(Recorded data)
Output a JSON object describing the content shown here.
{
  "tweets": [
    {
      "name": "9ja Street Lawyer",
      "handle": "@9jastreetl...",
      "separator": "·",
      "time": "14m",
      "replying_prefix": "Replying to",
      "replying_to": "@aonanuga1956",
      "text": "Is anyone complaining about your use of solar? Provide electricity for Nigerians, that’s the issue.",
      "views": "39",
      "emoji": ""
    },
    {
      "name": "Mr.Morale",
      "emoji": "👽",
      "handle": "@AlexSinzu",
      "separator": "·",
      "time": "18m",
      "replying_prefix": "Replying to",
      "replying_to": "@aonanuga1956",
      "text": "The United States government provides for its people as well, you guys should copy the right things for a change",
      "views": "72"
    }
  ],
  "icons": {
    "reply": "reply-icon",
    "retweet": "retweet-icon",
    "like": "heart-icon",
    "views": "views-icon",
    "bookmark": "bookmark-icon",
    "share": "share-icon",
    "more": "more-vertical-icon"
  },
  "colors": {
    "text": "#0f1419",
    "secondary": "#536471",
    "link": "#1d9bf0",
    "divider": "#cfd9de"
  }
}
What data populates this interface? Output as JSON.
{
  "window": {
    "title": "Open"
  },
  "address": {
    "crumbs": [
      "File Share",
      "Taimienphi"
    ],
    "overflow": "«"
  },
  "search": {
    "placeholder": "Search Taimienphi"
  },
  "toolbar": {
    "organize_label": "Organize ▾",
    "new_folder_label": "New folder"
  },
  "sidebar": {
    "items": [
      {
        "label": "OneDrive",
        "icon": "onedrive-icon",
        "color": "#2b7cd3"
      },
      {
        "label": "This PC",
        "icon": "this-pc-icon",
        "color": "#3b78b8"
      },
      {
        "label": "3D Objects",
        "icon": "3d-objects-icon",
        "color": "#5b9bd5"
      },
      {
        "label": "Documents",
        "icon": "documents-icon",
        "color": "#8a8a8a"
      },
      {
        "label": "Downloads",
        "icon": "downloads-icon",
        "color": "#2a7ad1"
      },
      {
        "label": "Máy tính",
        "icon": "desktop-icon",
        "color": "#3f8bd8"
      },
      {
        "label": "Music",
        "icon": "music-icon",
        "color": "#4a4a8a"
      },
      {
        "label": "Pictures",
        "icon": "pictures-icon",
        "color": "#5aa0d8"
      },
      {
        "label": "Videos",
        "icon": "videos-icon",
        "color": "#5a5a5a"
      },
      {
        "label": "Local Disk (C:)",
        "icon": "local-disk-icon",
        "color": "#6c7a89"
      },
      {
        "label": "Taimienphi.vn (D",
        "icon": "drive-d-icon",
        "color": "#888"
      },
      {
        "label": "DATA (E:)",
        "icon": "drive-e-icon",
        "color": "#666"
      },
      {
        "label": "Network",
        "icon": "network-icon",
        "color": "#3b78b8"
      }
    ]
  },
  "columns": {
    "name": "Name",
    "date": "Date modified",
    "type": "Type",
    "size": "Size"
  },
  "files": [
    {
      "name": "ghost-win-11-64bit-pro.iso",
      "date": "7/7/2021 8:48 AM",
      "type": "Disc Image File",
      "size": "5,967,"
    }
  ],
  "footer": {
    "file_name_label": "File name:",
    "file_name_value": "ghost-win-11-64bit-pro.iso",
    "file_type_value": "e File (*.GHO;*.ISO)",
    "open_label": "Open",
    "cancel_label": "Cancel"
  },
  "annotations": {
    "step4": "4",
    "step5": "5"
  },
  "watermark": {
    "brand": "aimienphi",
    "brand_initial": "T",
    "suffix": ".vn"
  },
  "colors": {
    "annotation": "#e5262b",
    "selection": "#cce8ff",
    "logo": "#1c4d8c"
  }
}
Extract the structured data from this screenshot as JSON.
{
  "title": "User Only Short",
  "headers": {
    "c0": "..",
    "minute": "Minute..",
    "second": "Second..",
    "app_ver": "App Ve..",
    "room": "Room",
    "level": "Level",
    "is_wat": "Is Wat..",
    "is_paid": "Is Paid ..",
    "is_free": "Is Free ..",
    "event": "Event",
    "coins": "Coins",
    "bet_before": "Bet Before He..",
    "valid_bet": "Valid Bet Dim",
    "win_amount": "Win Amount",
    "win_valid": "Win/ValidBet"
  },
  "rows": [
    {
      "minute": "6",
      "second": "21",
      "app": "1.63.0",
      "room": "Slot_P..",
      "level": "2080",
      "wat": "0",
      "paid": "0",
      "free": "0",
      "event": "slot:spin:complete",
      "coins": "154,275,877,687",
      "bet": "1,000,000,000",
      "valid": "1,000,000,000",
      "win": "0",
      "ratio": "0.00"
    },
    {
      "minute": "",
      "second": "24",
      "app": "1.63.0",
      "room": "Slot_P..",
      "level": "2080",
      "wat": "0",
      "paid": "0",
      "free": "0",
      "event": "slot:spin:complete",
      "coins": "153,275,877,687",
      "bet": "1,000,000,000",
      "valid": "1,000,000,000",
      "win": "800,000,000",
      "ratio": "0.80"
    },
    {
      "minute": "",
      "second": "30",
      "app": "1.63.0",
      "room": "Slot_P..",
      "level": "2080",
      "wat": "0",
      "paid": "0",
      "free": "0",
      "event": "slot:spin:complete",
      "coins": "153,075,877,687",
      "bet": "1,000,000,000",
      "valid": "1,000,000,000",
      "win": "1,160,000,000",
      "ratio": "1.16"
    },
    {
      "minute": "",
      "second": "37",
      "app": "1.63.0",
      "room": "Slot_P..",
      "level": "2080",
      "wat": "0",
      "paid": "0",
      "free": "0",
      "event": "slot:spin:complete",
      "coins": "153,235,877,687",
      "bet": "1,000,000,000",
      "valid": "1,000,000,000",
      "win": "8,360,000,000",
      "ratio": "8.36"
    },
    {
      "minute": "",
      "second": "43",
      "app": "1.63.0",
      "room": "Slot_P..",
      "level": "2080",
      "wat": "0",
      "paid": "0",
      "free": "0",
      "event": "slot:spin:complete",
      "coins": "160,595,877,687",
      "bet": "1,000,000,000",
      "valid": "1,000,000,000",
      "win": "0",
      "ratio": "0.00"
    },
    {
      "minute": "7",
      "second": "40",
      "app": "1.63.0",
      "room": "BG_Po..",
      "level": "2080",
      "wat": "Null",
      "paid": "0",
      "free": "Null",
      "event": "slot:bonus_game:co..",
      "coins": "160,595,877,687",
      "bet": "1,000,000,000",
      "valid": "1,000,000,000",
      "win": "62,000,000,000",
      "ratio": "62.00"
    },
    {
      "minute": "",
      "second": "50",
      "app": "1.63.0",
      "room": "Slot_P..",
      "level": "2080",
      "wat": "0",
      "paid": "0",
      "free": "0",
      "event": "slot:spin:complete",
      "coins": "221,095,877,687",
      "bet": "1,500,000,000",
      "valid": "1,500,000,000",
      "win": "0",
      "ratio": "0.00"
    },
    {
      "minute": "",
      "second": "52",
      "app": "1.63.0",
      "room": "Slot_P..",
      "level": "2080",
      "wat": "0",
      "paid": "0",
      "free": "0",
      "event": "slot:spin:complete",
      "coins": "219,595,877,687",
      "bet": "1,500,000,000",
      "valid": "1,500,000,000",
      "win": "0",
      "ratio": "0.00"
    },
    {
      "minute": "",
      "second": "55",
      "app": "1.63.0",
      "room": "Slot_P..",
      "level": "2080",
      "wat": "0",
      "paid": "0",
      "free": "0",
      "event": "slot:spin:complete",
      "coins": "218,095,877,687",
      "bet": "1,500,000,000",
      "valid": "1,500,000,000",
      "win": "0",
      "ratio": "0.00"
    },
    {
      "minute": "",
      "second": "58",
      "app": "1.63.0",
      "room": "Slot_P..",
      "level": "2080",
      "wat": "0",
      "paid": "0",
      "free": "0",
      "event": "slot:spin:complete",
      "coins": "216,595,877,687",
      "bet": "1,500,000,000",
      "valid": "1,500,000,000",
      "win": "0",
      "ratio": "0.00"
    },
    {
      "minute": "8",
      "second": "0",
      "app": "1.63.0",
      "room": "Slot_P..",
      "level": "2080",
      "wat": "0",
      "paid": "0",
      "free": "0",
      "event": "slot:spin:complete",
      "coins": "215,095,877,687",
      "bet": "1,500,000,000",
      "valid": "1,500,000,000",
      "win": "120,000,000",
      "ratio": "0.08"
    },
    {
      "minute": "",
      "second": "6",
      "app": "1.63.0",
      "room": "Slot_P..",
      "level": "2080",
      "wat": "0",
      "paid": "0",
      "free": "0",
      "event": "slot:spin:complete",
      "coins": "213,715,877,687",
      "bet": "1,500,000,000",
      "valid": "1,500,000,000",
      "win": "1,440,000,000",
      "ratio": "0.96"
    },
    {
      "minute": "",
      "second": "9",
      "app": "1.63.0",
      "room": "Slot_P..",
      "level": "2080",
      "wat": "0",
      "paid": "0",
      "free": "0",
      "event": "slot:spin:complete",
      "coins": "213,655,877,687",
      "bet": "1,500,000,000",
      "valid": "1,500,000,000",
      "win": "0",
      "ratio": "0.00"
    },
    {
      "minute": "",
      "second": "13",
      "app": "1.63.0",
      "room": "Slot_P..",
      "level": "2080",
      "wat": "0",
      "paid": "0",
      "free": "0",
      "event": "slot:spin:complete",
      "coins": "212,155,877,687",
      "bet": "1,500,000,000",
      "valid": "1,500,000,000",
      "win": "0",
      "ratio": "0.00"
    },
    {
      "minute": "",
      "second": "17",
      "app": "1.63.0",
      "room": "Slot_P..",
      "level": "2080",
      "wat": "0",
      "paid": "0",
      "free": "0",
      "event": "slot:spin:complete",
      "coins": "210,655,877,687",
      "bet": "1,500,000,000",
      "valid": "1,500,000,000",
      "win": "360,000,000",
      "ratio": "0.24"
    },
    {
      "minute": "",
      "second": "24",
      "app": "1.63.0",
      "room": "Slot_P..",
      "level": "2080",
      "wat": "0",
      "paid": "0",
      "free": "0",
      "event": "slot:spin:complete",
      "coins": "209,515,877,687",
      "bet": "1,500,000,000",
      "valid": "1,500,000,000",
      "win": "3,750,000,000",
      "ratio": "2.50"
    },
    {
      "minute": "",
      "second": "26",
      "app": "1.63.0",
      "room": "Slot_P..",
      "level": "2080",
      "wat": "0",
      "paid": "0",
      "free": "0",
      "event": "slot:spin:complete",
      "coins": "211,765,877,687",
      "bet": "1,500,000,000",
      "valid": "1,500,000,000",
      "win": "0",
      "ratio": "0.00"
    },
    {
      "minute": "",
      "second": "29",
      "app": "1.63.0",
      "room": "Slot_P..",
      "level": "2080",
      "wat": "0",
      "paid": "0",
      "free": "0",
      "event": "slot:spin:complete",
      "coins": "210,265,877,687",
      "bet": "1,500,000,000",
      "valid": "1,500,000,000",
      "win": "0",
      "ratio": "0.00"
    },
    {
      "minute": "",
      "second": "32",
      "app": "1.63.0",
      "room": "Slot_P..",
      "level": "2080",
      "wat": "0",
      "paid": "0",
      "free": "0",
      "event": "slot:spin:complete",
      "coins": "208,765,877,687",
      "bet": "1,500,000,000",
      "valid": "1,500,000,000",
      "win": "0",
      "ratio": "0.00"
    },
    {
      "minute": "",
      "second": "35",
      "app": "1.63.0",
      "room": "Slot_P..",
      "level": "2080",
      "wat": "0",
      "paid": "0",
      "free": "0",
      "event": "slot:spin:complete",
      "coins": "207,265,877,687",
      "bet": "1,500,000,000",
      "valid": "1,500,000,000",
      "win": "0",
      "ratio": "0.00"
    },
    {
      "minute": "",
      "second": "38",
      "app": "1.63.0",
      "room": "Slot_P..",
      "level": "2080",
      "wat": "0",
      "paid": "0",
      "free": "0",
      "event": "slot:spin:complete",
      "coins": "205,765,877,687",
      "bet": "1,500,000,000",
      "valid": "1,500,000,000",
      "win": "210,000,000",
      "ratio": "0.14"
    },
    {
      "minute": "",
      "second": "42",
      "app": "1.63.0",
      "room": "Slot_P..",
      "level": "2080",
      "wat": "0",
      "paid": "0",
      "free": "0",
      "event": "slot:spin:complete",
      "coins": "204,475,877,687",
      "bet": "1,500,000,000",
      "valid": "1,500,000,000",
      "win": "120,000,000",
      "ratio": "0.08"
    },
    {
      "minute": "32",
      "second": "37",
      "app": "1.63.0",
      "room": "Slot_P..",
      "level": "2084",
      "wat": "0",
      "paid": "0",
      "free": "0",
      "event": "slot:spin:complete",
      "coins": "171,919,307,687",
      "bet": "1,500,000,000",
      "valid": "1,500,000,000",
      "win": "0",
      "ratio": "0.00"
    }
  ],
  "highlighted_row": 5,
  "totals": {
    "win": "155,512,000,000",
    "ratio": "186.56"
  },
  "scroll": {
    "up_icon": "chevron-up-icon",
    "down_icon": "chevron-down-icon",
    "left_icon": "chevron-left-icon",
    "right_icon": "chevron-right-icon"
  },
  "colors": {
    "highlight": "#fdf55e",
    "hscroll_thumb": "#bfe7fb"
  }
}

§ Aim
Where a line of the records above holds the word "ghost", copy that line.

§ Answer to the exercise
      "name": "ghost-win-11-64bit-pro.iso",
    "file_name_value": "ghost-win-11-64bit-pro.iso",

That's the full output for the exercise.